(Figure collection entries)
* Begin *

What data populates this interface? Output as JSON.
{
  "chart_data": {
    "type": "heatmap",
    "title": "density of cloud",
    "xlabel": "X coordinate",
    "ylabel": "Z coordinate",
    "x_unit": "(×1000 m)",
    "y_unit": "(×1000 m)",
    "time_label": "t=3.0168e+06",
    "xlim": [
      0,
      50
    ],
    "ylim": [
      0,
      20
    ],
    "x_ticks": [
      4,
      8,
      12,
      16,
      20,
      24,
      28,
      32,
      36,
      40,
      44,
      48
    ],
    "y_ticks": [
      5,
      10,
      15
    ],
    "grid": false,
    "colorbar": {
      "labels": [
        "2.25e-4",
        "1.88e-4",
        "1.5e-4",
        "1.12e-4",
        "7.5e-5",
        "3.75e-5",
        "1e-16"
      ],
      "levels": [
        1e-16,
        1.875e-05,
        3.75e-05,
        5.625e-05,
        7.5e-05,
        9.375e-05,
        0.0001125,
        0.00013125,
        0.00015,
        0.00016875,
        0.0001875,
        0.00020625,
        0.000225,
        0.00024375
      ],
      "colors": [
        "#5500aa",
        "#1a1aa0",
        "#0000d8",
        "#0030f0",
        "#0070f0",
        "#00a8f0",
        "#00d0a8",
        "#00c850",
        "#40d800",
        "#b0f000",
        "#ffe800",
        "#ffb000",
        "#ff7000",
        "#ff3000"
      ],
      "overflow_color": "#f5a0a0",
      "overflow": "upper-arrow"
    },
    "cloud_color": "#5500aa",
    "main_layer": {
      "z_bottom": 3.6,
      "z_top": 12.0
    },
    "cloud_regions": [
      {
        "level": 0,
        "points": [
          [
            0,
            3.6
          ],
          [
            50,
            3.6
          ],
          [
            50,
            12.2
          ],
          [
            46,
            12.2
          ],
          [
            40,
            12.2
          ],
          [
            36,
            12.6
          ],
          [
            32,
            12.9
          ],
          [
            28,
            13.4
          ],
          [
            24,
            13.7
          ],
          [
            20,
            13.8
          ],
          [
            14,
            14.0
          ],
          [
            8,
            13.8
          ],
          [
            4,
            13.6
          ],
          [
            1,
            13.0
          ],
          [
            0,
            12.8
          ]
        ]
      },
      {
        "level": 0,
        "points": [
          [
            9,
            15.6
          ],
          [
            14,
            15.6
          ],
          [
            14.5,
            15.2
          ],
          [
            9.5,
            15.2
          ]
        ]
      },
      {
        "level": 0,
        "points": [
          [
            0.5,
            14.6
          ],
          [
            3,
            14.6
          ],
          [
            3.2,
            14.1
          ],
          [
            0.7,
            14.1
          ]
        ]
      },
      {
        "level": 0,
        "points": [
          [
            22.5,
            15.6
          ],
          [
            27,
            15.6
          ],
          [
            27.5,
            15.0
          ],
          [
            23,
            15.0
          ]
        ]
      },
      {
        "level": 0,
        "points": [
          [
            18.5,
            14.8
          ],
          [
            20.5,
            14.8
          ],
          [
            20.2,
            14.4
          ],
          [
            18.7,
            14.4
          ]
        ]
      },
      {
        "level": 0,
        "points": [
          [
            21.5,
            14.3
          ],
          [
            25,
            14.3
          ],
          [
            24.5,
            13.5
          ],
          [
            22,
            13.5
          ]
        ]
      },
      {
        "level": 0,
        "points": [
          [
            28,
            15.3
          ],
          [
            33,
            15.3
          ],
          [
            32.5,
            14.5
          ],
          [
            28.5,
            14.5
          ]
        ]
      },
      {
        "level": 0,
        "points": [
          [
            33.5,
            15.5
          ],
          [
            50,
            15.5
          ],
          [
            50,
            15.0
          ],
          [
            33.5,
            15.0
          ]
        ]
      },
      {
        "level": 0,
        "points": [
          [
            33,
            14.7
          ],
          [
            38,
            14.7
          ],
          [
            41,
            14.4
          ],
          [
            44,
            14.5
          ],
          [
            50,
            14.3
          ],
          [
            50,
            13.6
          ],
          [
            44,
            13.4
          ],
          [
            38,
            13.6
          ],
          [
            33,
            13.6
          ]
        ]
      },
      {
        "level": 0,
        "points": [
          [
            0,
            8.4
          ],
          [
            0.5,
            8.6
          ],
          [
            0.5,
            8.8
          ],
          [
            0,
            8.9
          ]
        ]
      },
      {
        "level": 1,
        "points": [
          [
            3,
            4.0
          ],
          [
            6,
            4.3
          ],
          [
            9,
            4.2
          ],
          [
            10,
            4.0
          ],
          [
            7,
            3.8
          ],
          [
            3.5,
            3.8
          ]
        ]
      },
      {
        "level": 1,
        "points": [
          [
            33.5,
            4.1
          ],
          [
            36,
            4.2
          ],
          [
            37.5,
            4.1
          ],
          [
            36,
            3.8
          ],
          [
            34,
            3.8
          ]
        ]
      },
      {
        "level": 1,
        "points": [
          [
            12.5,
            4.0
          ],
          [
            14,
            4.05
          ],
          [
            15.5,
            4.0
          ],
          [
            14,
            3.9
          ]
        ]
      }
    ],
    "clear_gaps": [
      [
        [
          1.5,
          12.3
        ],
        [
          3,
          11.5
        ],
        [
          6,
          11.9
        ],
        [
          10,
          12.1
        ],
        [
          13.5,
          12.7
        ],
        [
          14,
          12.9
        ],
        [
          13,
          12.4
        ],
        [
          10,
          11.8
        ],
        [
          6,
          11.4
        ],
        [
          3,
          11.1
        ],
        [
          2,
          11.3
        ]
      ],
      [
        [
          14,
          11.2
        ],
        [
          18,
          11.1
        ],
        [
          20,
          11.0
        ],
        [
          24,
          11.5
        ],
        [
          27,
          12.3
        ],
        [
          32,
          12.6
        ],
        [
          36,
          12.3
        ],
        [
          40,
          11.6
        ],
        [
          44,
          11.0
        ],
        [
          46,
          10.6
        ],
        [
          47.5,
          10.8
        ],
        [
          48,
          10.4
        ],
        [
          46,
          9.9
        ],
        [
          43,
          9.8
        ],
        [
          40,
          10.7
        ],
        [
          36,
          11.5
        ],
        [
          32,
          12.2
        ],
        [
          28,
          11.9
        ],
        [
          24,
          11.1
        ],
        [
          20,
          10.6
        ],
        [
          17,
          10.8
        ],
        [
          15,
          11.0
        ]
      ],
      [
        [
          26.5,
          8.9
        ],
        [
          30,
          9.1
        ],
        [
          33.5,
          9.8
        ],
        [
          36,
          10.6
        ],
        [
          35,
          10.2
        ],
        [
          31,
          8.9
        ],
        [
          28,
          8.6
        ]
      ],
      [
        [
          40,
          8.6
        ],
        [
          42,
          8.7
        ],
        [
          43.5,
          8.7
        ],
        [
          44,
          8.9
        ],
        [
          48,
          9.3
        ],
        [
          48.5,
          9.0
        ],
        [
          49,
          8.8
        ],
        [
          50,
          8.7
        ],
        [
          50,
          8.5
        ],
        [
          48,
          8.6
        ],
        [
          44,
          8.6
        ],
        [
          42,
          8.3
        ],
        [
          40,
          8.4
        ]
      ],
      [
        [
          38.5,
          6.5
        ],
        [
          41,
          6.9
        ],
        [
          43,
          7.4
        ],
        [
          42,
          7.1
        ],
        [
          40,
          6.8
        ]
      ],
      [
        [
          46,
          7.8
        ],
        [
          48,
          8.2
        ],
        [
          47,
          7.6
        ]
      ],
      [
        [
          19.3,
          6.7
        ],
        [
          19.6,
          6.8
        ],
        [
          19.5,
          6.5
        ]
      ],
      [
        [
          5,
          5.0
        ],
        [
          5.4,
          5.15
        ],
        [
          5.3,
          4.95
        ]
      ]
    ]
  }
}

* End *

* [CHALLENGE]: Copy the data above exactly. Every line must be included.

* [TASK ANSWER]:
What data populates this interface? Output as JSON.
{
  "chart_data": {
    "type": "heatmap",
    "title": "density of cloud",
    "xlabel": "X coordinate",
    "ylabel": "Z coordinate",
    "x_unit": "(×1000 m)",
    "y_unit": "(×1000 m)",
    "time_label": "t=3.0168e+06",
    "xlim": [
      0,
      50
    ],
    "ylim": [
      0,
      20
    ],
    "x_ticks": [
      4,
      8,
      12,
      16,
      20,
      24,
      28,
      32,
      36,
      40,
      44,
      48
    ],
    "y_ticks": [
      5,
      10,
      15
    ],
    "grid": false,
    "colorbar": {
      "labels": [
        "2.25e-4",
        "1.88e-4",
        "1.5e-4",
        "1.12e-4",
        "7.5e-5",
        "3.75e-5",
        "1e-16"
      ],
      "levels": [
        1e-16,
        1.875e-05,
        3.75e-05,
        5.625e-05,
        7.5e-05,
        9.375e-05,
        0.0001125,
        0.00013125,
        0.00015,
        0.00016875,
        0.0001875,
        0.00020625,
        0.000225,
        0.00024375
      ],
      "colors": [
        "#5500aa",
        "#1a1aa0",
        "#0000d8",
        "#0030f0",
        "#0070f0",
        "#00a8f0",
        "#00d0a8",
        "#00c850",
        "#40d800",
        "#b0f000",
        "#ffe800",
        "#ffb000",
        "#ff7000",
        "#ff3000"
      ],
      "overflow_color": "#f5a0a0",
      "overflow": "upper-arrow"
    },
    "cloud_color": "#5500aa",
    "main_layer": {
      "z_bottom": 3.6,
      "z_top": 12.0
    },
    "cloud_regions": [
      {
        "level": 0,
        "points": [
          [
            0,
            3.6
          ],
          [
            50,
            3.6
          ],
          [
            50,
            12.2
          ],
          [
            46,
            12.2
          ],
          [
            40,
            12.2
          ],
          [
            36,
            12.6
          ],
          [
            32,
            12.9
          ],
          [
            28,
            13.4
          ],
          [
            24,
            13.7
          ],
          [
            20,
            13.8
          ],
          [
            14,
            14.0
          ],
          [
            8,
            13.8
          ],
          [
            4,
            13.6
          ],
          [
            1,
            13.0
          ],
          [
            0,
            12.8
          ]
        ]
      },
      {
        "level": 0,
        "points": [
          [
            9,
            15.6
          ],
          [
            14,
            15.6
          ],
          [
            14.5,
            15.2
          ],
          [
            9.5,
            15.2
          ]
        ]
      },
      {
        "level": 0,
        "points": [
          [
            0.5,
            14.6
          ],
          [
            3,
            14.6
          ],
          [
            3.2,
            14.1
          ],
          [
            0.7,
            14.1
          ]
        ]
      },
      {
        "level": 0,
        "points": [
          [
            22.5,
            15.6
          ],
          [
            27,
            15.6
          ],
          [
            27.5,
            15.0
          ],
          [
            23,
            15.0
          ]
        ]
      },
      {
        "level": 0,
        "points": [
          [
            18.5,
            14.8
          ],
          [
            20.5,
            14.8
          ],
          [
            20.2,
            14.4
          ],
          [
            18.7,
            14.4
          ]
        ]
      },
      {
        "level": 0,
        "points": [
          [
            21.5,
            14.3
          ],
          [
            25,
            14.3
          ],
          [
            24.5,
            13.5
          ],
          [
            22,
            13.5
          ]
        ]
      },
      {
        "level": 0,
        "points": [
          [
            28,
            15.3
          ],
          [
            33,
            15.3
          ],
          [
            32.5,
            14.5
          ],
          [
            28.5,
            14.5
          ]
        ]
      },
      {
        "level": 0,
        "points": [
          [
            33.5,
            15.5
          ],
          [
            50,
            15.5
          ],
          [
            50,
            15.0
          ],
          [
            33.5,
            15.0
          ]
        ]
      },
      {
        "level": 0,
        "points": [
          [
            33,
            14.7
          ],
          [
            38,
            14.7
          ],
          [
            41,
            14.4
          ],
          [
            44,
            14.5
          ],
          [
            50,
            14.3
          ],
          [
            50,
            13.6
          ],
          [
            44,
            13.4
          ],
          [
            38,
            13.6
          ],
          [
            33,
            13.6
          ]
        ]
      },
      {
        "level": 0,
        "points": [
          [
            0,
            8.4
          ],
          [
            0.5,
            8.6
          ],
          [
            0.5,
            8.8
          ],
          [
            0,
            8.9
          ]
        ]
      },
      {
        "level": 1,
        "points": [
          [
            3,
            4.0
          ],
          [
            6,
            4.3
          ],
          [
            9,
            4.2
          ],
          [
            10,
            4.0
          ],
          [
            7,
            3.8
          ],
          [
            3.5,
            3.8
          ]
        ]
      },
      {
        "level": 1,
        "points": [
          [
            33.5,
            4.1
          ],
          [
            36,
            4.2
          ],
          [
            37.5,
            4.1
          ],
          [
            36,
            3.8
          ],
          [
            34,
            3.8
          ]
        ]
      },
      {
        "level": 1,
        "points": [
          [
            12.5,
            4.0
          ],
          [
            14,
            4.05
          ],
          [
            15.5,
            4.0
          ],
          [
            14,
            3.9
          ]
        ]
      }
    ],
    "clear_gaps": [
      [
        [
          1.5,
          12.3
        ],
        [
          3,
          11.5
        ],
        [
          6,
          11.9
        ],
        [
          10,
          12.1
        ],
        [
          13.5,
          12.7
        ],
        [
          14,
          12.9
        ],
        [
          13,
          12.4
        ],
        [
          10,
          11.8
        ],
        [
          6,
          11.4
        ],
        [
          3,
          11.1
        ],
        [
          2,
          11.3
        ]
      ],
      [
        [
          14,
          11.2
        ],
        [
          18,
          11.1
        ],
        [
          20,
          11.0
        ],
        [
          24,
          11.5
        ],
        [
          27,
          12.3
        ],
        [
          32,
          12.6
        ],
        [
          36,
          12.3
        ],
        [
          40,
          11.6
        ],
        [
          44,
          11.0
        ],
        [
          46,
          10.6
        ],
        [
          47.5,
          10.8
        ],
        [
          48,
          10.4
        ],
        [
          46,
          9.9
        ],
        [
          43,
          9.8
        ],
        [
          40,
          10.7
        ],
        [
          36,
          11.5
        ],
        [
          32,
          12.2
        ],
        [
          28,
          11.9
        ],
        [
          24,
          11.1
        ],
        [
          20,
          10.6
        ],
        [
          17,
          10.8
        ],
        [
          15,
          11.0
        ]
      ],
      [
        [
          26.5,
          8.9
        ],
        [
          30,
          9.1
        ],
        [
          33.5,
          9.8
        ],
        [
          36,
          10.6
        ],
        [
          35,
          10.2
        ],
        [
          31,
          8.9
        ],
        [
          28,
          8.6
        ]
      ],
      [
        [
          40,
          8.6
        ],
        [
          42,
          8.7
        ],
        [
          43.5,
          8.7
        ],
        [
          44,
          8.9
        ],
        [
          48,
          9.3
        ],
        [
          48.5,
          9.0
        ],
        [
          49,
          8.8
        ],
        [
          50,
          8.7
        ],
        [
          50,
          8.5
        ],
        [
          48,
          8.6
        ],
        [
          44,
          8.6
        ],
        [
          42,
          8.3
        ],
        [
          40,
          8.4
        ]
      ],
      [
        [
          38.5,
          6.5
        ],
        [
          41,
          6.9
        ],
        [
          43,
          7.4
        ],
        [
          42,
          7.1
        ],
        [
          40,
          6.8
        ]
      ],
      [
        [
          46,
          7.8
        ],
        [
          48,
          8.2
        ],
        [
          47,
          7.6
        ]
      ],
      [
        [
          19.3,
          6.7
        ],
        [
          19.6,
          6.8
        ],
        [
          19.5,
          6.5
        ]
      ],
      [
        [
          5,
          5.0
        ],
        [
          5.4,
          5.15
        ],
        [
          5.3,
          4.95
        ]
      ]
    ]
  }
}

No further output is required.